DOCUMENT EXTRACT:
• • • • •

United States Army officer (1863–1945)

Major General Eli Alva Helmick (September 23, 1863 – January 13, 1945) was a United States Army officer in the late 19th and early 20th centuries. He served in World War I, among other conflicts, and received the Distinguished Service Medal.

==Military career==
Helmick was born in Quaker, Indiana, on September 23, 1863. He graduated from the United States Military Academy (USMA) at West Point, New York, in June 1888. Among his classmates there were several men who would, like Helmick himself, eventually attain the rank of general officer, such as James W. McAndrew, William M. Morrow, William Robert Dashiell, Robert Lee Howze, Peter Charles Harris, Peyton C. March, Henry Jervey, William Voorhees Judson, John Louis Hayden, Edward Anderson, William H. Hart, Charles Aloysius Hedekin and William S. Peirce.

Helmick was commissioned into the 11th Infantry Regiment on June 11, 1888, and he did frontier duty from 1888 to 1892. He was serving in Idaho when the labor union riots in Coeur d'Alene, Idaho, occurred from September to November 1892. He served on duty at the World's Columbian Exposition in Chicago, and he then worked as a professor of Military Science and Tactics at Hillsdale College from 1894 through 1896. Helmick commanded Fort Reno from 1898 to 1899.

Helmick participated in the Spanish–American War, serving from 1899 to 1901 as a provost marshal and inspector of the Cuban Rural Guard, and receiving a Silver Star for his efforts. He then went to the Philippines, commanding a battalion on Mindanao in 1902 against the Moros during the Moro Rebellion. After returning to the U.S., Helmick did recruiting duty in Springfield, Massachusetts from 1903 to 1906, and he commanded Fort Liscum from 1906 to 1907. He graduated from the School of the Line in 1909, from the United States Army War College in 1910. Helmick then performed Mexican Border War service along the U.S. border with Mexico from 1915 to 1916.

• • • • •

Saved entries
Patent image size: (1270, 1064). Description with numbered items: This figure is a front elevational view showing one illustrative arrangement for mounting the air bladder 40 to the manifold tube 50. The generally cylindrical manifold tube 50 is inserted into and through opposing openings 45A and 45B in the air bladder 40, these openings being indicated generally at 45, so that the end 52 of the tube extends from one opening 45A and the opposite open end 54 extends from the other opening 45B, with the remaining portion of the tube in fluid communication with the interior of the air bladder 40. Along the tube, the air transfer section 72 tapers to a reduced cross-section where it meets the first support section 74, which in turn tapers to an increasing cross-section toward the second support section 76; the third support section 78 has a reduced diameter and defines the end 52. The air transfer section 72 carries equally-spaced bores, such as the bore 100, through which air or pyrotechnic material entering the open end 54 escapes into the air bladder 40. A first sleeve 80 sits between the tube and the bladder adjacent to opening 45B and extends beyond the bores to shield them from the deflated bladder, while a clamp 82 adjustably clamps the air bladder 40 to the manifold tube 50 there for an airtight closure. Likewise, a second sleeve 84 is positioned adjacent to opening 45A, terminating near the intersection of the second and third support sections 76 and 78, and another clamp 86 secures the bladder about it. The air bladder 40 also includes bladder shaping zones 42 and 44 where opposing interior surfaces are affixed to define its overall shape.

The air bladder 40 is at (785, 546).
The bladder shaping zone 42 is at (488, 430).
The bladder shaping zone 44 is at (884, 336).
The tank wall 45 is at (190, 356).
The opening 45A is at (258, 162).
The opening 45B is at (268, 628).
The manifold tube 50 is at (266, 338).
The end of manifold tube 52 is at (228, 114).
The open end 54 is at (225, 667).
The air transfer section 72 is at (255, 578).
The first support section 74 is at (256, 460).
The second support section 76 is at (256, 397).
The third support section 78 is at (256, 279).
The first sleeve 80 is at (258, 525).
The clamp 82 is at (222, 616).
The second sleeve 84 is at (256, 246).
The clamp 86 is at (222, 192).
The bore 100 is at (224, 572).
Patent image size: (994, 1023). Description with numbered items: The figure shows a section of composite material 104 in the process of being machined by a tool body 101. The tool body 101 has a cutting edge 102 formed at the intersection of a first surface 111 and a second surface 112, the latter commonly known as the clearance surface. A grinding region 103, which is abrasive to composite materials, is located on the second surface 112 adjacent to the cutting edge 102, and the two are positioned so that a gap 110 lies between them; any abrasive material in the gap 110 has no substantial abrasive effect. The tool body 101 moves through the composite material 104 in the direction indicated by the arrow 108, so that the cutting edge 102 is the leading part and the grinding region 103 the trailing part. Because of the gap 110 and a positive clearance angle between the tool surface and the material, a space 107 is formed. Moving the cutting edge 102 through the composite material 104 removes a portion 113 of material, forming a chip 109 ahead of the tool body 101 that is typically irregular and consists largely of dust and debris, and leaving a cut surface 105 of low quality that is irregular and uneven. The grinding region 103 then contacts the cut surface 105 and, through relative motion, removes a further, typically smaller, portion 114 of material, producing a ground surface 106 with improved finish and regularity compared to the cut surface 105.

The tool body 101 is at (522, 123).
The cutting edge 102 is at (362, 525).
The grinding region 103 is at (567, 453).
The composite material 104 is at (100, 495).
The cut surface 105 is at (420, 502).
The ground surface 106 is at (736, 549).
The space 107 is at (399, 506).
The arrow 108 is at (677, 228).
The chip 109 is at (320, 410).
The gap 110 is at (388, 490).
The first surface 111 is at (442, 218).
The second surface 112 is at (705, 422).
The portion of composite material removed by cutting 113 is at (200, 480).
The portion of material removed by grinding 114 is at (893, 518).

• • • • •

PROBLEM 1: According to the Helmick biography, where did Helmick teach Military Science and Tactics, and during which years?
PROBLEM 2:
For each statement, say whether it agrees with the Helmick biography, and quote the words that decide it.
(a) Helmick was commissioned into the 11th Infantry Regiment in 1888.
(b) Helmick commanded Fort Liscum from 1898 to 1899.
(c) Helmick received a Silver Star.
PROBLEM 3: Summarize the Helmick biography in two sentences.

EXERCISE OUTPUT 1: At Hillsdale College, from 1894 through 1896.

EXERCISE OUTPUT 2:
(a) Yes: "Helmick was commissioned into the 11th Infantry Regiment on June 11, 1888"
(b) No: "Helmick commanded Fort Reno from 1898 to 1899" and "he commanded Fort Liscum from 1906 to 1907"
(c) Yes: "receiving a Silver Star for his efforts"

EXERCISE OUTPUT 3: Eli Alva Helmick (1863–1945) was a U.S. Army major general who graduated from West Point in 1888, served in World War I among other conflicts, and received the Distinguished Service Medal. His career included frontier duty, a professorship at Hillsdale College, service in the Spanish–American War and against the Moros in the Philippines, several post commands, and Mexican Border War service from 1915 to 1916.